Gather the lines that hold the string "JSON".

Stored items from a collection
· · · · ·

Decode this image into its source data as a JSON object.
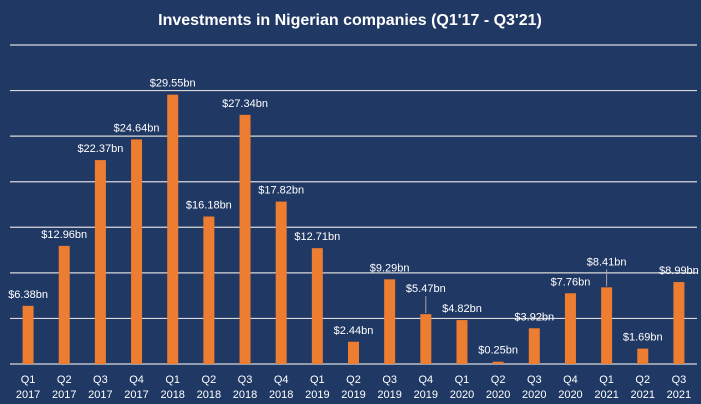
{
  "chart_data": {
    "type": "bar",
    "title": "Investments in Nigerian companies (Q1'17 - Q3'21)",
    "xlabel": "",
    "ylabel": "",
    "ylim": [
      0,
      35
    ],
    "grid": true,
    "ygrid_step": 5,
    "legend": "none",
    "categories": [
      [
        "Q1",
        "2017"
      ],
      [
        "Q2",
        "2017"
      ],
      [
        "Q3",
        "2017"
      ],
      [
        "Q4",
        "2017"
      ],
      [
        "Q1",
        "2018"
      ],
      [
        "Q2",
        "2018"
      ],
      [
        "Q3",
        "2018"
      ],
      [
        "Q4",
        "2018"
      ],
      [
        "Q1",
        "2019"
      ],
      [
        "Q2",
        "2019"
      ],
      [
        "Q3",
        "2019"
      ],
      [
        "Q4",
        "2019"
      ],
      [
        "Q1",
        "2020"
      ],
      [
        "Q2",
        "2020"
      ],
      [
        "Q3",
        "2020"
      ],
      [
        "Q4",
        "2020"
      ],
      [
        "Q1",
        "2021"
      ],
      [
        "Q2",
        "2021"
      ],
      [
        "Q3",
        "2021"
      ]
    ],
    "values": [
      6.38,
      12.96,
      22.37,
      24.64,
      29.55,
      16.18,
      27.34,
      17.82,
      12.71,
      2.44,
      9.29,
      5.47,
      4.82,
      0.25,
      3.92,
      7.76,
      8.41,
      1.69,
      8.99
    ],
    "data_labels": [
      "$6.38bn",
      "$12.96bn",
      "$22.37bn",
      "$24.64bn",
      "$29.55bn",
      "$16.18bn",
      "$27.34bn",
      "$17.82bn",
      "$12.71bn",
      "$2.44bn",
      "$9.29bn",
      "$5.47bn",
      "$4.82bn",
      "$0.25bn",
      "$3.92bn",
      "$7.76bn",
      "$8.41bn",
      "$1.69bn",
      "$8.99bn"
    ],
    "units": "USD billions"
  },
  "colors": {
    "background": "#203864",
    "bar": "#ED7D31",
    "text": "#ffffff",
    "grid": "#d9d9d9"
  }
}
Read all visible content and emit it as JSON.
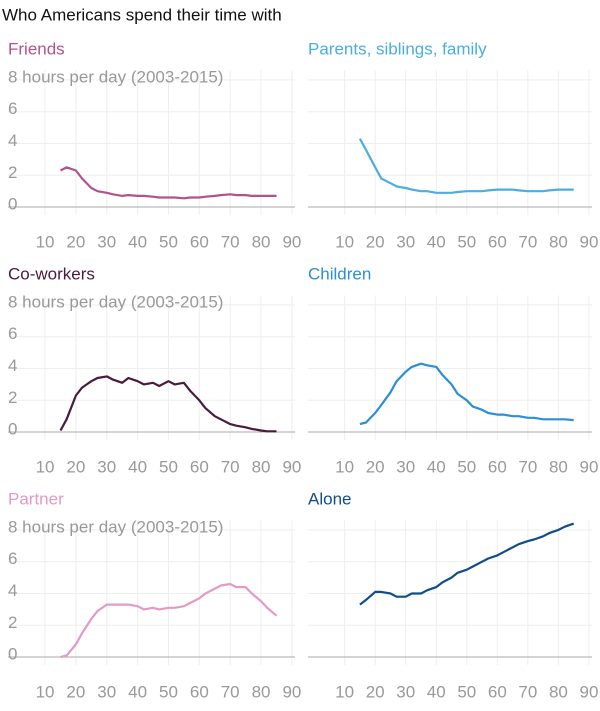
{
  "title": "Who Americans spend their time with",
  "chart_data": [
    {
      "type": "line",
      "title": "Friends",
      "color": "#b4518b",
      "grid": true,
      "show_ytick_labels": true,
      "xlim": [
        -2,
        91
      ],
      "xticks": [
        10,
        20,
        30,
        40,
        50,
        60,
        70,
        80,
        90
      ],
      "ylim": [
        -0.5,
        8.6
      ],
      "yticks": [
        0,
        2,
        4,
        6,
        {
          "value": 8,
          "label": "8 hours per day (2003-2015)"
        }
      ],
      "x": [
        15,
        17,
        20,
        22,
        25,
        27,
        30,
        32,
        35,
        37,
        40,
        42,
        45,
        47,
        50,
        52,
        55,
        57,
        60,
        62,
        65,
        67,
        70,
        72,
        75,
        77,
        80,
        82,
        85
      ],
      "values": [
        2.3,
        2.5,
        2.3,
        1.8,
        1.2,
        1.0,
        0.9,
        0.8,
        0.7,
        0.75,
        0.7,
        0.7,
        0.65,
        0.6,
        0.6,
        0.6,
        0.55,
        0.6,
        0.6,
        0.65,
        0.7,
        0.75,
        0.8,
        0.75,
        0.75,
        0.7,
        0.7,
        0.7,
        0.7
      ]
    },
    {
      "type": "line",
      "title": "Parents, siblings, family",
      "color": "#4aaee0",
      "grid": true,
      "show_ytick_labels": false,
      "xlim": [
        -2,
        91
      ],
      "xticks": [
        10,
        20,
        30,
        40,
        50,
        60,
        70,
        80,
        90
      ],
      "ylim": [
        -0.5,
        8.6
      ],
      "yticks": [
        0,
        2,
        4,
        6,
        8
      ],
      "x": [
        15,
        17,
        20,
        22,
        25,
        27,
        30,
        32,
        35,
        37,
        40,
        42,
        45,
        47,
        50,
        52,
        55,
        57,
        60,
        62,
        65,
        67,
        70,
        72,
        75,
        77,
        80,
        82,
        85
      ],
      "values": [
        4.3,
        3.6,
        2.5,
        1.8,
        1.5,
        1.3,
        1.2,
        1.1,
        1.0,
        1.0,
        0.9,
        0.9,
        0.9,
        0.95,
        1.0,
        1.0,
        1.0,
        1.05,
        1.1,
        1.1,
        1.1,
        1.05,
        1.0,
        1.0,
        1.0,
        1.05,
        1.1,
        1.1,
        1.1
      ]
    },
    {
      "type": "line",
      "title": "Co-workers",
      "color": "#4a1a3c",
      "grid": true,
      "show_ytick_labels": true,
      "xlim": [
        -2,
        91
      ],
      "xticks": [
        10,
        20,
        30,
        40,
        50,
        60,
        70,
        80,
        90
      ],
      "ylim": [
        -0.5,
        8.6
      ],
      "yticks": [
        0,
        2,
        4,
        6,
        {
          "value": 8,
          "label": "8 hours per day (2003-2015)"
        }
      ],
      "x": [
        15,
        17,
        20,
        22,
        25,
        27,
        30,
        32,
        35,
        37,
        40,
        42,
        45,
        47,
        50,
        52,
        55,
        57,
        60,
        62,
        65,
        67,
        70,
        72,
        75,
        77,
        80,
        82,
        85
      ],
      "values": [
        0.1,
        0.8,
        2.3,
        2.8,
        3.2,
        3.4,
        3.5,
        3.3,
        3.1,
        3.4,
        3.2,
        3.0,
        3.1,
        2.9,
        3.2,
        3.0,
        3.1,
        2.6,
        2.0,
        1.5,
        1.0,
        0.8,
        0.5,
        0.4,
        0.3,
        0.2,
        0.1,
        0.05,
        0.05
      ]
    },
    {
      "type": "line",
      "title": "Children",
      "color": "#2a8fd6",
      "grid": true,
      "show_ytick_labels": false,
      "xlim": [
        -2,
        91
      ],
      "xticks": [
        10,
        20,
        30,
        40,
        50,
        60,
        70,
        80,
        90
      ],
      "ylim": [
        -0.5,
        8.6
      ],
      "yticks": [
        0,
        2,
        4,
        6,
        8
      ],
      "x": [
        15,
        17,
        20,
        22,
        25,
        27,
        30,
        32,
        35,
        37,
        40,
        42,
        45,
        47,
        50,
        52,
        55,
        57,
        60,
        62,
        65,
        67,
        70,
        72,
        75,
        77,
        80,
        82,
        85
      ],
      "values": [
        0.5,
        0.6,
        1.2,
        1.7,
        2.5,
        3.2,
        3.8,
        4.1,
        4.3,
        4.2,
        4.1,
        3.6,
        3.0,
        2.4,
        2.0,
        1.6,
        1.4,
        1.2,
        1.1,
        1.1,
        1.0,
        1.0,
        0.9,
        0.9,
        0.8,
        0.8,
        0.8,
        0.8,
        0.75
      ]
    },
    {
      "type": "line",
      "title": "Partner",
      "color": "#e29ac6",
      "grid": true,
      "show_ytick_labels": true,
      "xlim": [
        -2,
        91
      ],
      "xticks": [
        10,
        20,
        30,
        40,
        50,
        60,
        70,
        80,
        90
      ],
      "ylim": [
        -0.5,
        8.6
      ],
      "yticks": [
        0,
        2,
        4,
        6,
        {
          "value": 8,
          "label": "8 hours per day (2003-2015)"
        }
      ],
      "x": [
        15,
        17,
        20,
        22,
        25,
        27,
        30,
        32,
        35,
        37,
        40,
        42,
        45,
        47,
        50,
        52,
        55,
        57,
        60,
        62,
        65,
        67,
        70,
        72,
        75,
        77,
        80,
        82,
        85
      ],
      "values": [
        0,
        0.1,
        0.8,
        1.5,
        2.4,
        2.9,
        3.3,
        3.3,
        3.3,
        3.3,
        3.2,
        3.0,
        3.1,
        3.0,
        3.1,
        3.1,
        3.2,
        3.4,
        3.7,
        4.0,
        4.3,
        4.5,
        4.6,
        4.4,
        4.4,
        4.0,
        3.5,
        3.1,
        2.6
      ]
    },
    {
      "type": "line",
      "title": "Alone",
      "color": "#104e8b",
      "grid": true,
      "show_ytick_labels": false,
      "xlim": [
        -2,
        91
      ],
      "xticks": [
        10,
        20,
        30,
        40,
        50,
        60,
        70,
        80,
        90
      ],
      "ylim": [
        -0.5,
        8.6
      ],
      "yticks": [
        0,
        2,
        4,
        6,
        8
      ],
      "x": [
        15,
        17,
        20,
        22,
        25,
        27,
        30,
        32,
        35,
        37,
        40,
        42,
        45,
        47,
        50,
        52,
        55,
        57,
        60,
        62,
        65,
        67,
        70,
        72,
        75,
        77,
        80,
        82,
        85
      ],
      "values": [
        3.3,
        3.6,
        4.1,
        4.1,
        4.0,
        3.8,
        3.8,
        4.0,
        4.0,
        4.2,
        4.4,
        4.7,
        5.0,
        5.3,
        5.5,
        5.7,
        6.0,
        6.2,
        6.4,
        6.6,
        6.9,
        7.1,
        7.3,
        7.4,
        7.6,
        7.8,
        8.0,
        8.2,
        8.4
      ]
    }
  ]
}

· · · · ·

• _Worked answer_:
Decode this image into its source data as a JSON object.
Read all visible content and emit it as JSON.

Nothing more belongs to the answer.